[Items from a dataset]

################

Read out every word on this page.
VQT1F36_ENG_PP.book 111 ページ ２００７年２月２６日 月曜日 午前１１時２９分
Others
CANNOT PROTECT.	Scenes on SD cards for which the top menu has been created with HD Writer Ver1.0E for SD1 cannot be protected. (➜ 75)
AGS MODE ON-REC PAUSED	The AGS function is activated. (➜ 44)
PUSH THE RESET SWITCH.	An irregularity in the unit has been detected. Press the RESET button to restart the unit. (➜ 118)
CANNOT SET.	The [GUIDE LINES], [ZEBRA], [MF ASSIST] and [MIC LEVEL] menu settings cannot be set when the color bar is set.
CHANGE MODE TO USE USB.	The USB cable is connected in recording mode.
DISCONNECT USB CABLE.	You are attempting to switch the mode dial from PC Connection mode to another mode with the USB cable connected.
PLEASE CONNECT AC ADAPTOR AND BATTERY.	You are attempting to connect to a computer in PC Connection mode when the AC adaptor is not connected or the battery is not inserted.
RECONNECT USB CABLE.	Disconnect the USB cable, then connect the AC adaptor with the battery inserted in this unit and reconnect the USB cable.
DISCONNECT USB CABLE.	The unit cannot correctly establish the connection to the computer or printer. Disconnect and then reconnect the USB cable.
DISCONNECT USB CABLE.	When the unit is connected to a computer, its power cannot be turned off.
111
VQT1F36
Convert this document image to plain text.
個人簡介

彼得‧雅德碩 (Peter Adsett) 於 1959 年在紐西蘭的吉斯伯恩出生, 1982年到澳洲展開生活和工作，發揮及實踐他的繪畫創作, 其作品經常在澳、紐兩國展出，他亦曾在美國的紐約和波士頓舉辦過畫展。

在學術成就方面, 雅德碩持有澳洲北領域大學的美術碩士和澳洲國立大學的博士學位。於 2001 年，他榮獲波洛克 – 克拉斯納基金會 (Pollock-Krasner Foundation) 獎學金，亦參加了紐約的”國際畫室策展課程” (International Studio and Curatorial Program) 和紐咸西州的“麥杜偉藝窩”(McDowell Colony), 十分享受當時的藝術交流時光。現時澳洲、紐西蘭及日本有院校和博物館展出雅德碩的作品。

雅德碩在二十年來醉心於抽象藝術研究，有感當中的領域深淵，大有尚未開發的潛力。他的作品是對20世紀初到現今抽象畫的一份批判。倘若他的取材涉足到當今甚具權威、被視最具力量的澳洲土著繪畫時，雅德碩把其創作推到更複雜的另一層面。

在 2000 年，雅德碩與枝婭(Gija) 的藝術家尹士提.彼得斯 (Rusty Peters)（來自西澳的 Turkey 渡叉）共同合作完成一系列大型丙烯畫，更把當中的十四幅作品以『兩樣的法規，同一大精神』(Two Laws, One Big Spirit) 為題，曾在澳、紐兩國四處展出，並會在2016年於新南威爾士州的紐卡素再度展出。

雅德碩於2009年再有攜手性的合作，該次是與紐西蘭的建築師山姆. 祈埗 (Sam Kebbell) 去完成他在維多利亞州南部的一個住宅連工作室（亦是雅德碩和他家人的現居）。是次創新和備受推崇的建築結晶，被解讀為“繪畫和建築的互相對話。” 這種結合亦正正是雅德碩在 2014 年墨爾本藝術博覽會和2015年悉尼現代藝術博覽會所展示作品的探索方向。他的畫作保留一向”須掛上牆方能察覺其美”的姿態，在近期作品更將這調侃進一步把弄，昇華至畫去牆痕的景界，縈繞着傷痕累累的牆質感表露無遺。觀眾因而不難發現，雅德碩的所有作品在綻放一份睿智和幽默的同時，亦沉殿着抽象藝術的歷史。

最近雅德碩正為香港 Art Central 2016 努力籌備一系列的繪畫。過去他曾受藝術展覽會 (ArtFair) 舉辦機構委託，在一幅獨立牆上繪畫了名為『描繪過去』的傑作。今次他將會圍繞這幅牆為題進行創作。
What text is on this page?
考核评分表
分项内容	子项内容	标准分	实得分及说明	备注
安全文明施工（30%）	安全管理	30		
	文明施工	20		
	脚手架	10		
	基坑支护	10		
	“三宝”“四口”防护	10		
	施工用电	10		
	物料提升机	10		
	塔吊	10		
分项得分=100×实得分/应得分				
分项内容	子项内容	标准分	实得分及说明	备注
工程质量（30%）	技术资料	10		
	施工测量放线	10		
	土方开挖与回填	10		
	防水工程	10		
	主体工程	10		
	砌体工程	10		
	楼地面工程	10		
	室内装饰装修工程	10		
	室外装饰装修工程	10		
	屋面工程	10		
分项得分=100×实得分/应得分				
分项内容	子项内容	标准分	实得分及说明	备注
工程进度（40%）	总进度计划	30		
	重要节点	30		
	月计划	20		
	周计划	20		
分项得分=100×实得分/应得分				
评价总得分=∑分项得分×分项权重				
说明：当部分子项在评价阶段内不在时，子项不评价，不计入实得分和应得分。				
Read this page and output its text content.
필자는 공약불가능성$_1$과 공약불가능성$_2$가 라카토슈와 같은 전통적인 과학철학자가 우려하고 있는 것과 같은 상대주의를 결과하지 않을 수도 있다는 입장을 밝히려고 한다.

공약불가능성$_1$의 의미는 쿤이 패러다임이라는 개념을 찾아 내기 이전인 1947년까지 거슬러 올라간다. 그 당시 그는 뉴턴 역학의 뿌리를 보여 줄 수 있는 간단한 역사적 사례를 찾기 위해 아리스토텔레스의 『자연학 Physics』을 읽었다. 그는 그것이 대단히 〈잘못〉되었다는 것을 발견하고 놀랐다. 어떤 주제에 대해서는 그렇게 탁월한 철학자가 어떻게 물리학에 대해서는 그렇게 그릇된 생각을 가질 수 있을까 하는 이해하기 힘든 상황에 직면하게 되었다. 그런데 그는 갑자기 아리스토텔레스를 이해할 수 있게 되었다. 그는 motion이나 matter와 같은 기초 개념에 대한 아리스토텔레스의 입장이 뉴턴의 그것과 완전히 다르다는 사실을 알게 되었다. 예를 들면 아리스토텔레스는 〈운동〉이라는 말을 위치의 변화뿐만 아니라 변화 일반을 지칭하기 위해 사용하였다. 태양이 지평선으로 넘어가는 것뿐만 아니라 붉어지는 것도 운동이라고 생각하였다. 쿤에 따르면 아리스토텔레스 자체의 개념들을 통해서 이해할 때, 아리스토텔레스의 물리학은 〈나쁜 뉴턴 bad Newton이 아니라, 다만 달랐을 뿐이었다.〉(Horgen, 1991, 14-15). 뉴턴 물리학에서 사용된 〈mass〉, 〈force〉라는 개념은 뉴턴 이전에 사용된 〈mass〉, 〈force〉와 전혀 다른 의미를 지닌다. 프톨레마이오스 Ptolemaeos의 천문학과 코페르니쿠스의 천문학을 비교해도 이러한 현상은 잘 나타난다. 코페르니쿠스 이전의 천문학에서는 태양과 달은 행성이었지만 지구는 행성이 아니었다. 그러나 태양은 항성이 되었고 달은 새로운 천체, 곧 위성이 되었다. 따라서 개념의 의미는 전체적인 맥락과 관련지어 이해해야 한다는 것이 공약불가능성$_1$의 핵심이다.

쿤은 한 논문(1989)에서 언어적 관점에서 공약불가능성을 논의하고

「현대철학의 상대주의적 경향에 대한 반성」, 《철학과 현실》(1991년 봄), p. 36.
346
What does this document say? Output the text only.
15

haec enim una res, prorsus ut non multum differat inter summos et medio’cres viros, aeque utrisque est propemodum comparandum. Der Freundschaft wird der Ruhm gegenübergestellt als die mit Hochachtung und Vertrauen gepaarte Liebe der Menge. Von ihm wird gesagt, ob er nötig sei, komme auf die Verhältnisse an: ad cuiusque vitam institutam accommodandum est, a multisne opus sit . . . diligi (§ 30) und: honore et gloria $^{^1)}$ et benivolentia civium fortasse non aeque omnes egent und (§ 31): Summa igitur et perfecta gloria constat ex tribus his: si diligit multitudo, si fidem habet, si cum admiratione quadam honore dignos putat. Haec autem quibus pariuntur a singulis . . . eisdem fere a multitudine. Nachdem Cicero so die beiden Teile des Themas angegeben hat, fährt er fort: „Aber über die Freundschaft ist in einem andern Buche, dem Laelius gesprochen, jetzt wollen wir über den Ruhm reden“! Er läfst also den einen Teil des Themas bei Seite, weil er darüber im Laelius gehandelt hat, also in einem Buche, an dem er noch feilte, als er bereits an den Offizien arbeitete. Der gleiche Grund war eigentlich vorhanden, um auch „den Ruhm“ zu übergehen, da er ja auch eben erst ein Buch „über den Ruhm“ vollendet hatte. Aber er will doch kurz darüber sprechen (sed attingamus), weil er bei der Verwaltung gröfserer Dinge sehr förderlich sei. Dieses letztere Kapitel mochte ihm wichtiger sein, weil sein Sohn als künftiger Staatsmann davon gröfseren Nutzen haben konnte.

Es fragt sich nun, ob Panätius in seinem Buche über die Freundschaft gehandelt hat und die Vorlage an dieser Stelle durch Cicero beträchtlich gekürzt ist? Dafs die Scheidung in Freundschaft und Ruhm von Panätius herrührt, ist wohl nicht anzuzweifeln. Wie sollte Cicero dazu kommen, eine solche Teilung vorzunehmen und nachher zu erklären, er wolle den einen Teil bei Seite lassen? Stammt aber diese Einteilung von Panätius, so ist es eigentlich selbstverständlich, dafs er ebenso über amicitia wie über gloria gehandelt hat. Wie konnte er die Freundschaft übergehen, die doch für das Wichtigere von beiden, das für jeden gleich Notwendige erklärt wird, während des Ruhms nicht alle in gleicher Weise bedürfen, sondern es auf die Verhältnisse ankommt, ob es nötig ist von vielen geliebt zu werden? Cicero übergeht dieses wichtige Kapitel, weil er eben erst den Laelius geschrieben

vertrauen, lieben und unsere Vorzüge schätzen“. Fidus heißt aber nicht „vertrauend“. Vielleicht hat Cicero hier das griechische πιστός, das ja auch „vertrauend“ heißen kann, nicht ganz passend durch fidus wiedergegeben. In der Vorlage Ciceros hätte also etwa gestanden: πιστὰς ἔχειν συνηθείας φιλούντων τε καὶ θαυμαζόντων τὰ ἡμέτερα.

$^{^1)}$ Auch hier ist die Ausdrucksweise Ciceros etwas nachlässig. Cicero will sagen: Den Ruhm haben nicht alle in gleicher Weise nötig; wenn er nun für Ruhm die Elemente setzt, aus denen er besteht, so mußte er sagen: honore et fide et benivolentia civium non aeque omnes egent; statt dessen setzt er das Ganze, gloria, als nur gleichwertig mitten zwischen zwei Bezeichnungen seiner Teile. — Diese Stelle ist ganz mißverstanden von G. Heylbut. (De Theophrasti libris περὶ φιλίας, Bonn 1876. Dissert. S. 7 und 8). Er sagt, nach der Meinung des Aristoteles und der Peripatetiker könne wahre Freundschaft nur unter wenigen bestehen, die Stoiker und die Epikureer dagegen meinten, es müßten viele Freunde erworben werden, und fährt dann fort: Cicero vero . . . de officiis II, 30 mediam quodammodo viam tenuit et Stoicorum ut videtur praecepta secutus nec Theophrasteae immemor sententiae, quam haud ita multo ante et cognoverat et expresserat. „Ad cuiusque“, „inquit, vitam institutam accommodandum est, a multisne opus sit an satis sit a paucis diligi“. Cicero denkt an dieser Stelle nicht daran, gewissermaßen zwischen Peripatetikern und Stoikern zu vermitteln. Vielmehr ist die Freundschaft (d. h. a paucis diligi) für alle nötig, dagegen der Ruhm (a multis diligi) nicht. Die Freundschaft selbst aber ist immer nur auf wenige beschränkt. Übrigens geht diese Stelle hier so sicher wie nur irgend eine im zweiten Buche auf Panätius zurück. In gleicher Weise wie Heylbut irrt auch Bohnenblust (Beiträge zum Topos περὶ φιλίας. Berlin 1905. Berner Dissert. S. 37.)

################

EXERCISE BRIEF: Report only the number of lines in the records that include the word "text".

ANSWER BELOW: 4